==== Available data

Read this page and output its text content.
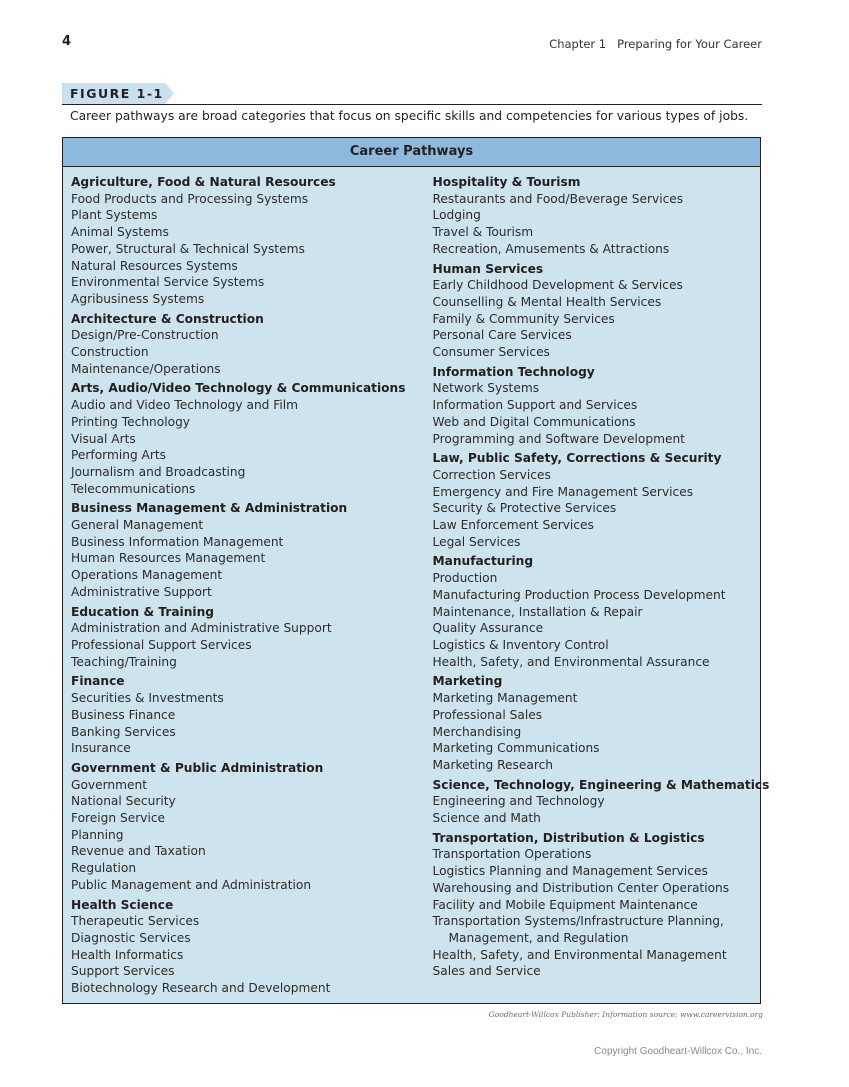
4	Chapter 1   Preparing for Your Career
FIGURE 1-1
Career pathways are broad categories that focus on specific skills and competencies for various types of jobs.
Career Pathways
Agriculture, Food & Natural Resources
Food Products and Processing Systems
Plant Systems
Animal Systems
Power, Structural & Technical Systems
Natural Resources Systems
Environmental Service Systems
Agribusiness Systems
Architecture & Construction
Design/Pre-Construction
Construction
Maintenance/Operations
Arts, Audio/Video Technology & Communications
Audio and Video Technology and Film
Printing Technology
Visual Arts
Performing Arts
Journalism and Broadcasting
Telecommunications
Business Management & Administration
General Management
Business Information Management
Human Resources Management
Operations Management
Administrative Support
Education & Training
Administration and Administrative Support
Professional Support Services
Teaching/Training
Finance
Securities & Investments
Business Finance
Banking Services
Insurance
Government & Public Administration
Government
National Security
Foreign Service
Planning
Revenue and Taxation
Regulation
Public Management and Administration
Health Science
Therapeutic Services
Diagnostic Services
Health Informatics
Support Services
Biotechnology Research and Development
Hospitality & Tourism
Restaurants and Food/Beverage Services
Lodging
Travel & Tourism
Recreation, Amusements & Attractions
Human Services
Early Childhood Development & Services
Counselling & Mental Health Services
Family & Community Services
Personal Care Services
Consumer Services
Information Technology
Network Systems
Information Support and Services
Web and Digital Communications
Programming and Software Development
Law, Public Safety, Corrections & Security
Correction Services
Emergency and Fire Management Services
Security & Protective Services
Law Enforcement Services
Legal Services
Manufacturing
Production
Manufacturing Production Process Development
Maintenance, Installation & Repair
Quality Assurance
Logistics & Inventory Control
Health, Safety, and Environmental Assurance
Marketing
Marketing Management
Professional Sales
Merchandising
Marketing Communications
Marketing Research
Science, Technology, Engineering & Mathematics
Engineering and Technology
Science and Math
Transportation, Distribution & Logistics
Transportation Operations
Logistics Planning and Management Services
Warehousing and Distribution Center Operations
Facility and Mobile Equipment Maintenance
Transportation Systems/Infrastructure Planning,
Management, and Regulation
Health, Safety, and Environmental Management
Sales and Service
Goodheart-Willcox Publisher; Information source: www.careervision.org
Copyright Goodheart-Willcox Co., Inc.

========

Return the entries unchanged, save for the pictures, which do not belong in the copy.

* **Exercise solution**:
Read this page and output its text content.
4	Chapter 1   Preparing for Your Career
FIGURE 1-1
Career pathways are broad categories that focus on specific skills and competencies for various types of jobs.
Career Pathways
Agriculture, Food & Natural Resources
Food Products and Processing Systems
Plant Systems
Animal Systems
Power, Structural & Technical Systems
Natural Resources Systems
Environmental Service Systems
Agribusiness Systems
Architecture & Construction
Design/Pre-Construction
Construction
Maintenance/Operations
Arts, Audio/Video Technology & Communications
Audio and Video Technology and Film
Printing Technology
Visual Arts
Performing Arts
Journalism and Broadcasting
Telecommunications
Business Management & Administration
General Management
Business Information Management
Human Resources Management
Operations Management
Administrative Support
Education & Training
Administration and Administrative Support
Professional Support Services
Teaching/Training
Finance
Securities & Investments
Business Finance
Banking Services
Insurance
Government & Public Administration
Government
National Security
Foreign Service
Planning
Revenue and Taxation
Regulation
Public Management and Administration
Health Science
Therapeutic Services
Diagnostic Services
Health Informatics
Support Services
Biotechnology Research and Development
Hospitality & Tourism
Restaurants and Food/Beverage Services
Lodging
Travel & Tourism
Recreation, Amusements & Attractions
Human Services
Early Childhood Development & Services
Counselling & Mental Health Services
Family & Community Services
Personal Care Services
Consumer Services
Information Technology
Network Systems
Information Support and Services
Web and Digital Communications
Programming and Software Development
Law, Public Safety, Corrections & Security
Correction Services
Emergency and Fire Management Services
Security & Protective Services
Law Enforcement Services
Legal Services
Manufacturing
Production
Manufacturing Production Process Development
Maintenance, Installation & Repair
Quality Assurance
Logistics & Inventory Control
Health, Safety, and Environmental Assurance
Marketing
Marketing Management
Professional Sales
Merchandising
Marketing Communications
Marketing Research
Science, Technology, Engineering & Mathematics
Engineering and Technology
Science and Math
Transportation, Distribution & Logistics
Transportation Operations
Logistics Planning and Management Services
Warehousing and Distribution Center Operations
Facility and Mobile Equipment Maintenance
Transportation Systems/Infrastructure Planning,
Management, and Regulation
Health, Safety, and Environmental Management
Sales and Service
Goodheart-Willcox Publisher; Information source: www.careervision.org
Copyright Goodheart-Willcox Co., Inc.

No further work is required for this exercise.